Tax season is pretty much over now that April 15th is just around the corner. While many have already received their tax returns, there are others who are still waiting. For those of you that are still sitting tight, you’re probably hankering for that glorious check so that you can indulge in a big purchase, pay off debt, or pay outstanding bills.

Until 2013, the most popular method for getting your refund quickly was the Refund Anticipation Loan. The Refund Anticipation Loan (RAL) is a loan taken against the taxpayer’s anticipated tax refund. This loan usually lasts for 7-14 days before the IRS actually issues the refund check.

Although RALs allow you to get your cash a little bit earlier than waiting for a check from the IRS, they are both costly and inherently risky. Loan fees typically range from $30 to $130 and sometimes additional fees are added on top of that. If you expected a refund of around a few thousand dollars, you can see a significant chunk of change deducted from your refund as fees. Are all these additional costs worth getting your refund a mere week or two faster than waiting for the IRS?

In addition to these fees and costs, there is also risk involved with taking out a RAL. This loan must be repaid even if the IRS denies or delays your refund, or even if your refund is smaller than you anticipated. This can mean costly interest payments if you do not repay the loan and it will end up negatively affecting your credit score or your account being sent to a debt collector.

----------

- Aim:
Answer these questions from the passage on refund anticipation loans:
1. How long does a refund anticipation loan usually last before the IRS issues the refund check?
2. What is the typical range of loan fees?
3. In what cases must the loan still be repaid?

- Data rows:
----------

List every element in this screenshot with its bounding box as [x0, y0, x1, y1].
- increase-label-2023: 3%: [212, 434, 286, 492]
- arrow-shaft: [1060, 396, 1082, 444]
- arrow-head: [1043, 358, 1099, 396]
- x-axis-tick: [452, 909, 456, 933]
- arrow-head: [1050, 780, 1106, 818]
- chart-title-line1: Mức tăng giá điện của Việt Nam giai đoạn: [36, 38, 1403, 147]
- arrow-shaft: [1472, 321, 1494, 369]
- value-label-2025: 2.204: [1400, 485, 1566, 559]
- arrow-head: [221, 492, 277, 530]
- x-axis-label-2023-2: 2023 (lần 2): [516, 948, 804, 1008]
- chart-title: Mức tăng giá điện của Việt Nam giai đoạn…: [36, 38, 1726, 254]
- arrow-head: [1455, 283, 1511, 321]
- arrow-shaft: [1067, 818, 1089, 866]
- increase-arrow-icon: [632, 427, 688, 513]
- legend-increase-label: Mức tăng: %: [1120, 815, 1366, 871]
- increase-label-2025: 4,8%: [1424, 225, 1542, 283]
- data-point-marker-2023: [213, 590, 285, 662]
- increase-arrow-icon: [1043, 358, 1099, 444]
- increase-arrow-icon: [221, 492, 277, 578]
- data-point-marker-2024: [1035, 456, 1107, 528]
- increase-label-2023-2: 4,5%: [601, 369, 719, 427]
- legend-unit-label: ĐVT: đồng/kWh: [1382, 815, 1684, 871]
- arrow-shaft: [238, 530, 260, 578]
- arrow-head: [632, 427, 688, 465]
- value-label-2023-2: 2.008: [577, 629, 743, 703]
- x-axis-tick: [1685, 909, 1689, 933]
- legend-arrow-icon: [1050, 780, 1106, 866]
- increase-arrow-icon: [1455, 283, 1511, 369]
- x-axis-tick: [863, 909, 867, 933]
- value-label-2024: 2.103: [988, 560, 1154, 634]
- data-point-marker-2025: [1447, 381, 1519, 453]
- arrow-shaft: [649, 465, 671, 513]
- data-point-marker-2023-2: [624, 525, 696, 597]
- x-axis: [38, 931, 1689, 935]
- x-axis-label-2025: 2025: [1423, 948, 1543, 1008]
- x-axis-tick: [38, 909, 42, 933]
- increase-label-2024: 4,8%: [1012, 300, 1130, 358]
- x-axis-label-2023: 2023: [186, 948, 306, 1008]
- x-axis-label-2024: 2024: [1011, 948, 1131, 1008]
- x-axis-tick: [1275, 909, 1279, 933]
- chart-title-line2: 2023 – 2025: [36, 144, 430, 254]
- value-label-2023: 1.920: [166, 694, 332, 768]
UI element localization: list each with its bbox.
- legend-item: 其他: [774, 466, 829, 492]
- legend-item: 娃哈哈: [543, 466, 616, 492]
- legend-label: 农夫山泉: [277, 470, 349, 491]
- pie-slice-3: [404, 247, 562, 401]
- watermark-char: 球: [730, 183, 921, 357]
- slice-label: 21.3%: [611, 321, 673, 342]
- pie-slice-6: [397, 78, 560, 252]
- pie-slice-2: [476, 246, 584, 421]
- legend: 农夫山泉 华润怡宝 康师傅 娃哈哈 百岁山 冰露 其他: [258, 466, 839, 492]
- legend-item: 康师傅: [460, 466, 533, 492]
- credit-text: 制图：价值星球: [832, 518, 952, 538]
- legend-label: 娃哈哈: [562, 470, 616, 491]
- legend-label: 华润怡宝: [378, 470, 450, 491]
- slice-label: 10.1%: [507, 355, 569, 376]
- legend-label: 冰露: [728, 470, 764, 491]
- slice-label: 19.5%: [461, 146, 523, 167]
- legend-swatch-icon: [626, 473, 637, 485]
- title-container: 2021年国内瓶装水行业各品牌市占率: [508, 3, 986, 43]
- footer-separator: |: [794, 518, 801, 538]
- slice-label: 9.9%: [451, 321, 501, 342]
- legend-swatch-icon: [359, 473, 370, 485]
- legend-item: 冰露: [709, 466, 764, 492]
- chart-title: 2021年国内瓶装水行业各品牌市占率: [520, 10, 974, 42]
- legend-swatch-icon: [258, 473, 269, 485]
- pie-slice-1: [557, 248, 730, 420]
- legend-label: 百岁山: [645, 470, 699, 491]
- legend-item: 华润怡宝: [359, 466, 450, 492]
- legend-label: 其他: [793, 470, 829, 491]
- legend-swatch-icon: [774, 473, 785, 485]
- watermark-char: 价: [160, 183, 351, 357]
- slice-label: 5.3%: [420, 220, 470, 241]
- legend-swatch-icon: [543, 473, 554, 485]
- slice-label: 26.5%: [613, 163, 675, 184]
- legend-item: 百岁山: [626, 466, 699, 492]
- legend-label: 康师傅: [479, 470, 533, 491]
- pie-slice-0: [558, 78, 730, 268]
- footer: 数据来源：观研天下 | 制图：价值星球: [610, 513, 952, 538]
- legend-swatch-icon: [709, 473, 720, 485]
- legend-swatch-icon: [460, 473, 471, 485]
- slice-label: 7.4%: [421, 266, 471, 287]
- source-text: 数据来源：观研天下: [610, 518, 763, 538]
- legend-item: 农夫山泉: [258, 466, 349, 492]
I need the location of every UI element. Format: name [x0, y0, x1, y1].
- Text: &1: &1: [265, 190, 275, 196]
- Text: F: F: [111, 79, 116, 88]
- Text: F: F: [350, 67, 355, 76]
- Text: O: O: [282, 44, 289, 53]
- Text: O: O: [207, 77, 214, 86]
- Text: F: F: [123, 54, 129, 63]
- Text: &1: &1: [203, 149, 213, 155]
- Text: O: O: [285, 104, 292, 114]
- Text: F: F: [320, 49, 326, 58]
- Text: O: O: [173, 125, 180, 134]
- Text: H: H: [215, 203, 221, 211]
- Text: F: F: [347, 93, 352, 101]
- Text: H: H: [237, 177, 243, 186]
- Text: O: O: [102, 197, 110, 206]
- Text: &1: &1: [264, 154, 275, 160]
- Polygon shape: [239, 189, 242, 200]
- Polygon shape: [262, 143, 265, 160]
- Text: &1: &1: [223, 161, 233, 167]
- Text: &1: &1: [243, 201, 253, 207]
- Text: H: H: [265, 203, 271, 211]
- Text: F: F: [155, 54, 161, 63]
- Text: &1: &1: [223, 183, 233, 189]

----------

- Expected output:
1. Usually 7-14 days.
2. From $30 to $130, sometimes with additional fees on top.
3. When the IRS denies or delays the refund, or when the refund is smaller than anticipated.